[Figure data in JSON]
* START *
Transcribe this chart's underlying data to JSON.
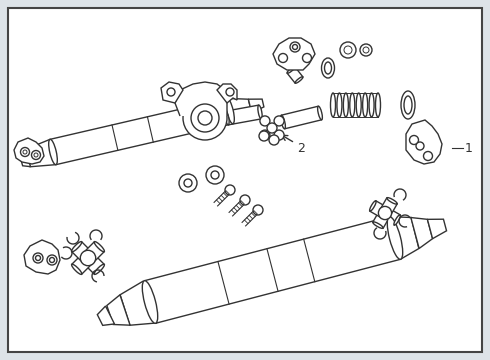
{
  "bg_color": "#dde3e8",
  "border_color": "#444444",
  "line_color": "#333333",
  "fill_color": "#ffffff",
  "figsize": [
    4.9,
    3.6
  ],
  "dpi": 100
}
* END *
TASK PROMPT:
Please transcribe the material above exactly as written. Leave the pictures out.

RESULT OF THE EXERCISE:
Transcribe this chart's underlying data to JSON.
{
  "bg_color": "#dde3e8",
  "border_color": "#444444",
  "line_color": "#333333",
  "fill_color": "#ffffff",
  "figsize": [
    4.9,
    3.6
  ],
  "dpi": 100
}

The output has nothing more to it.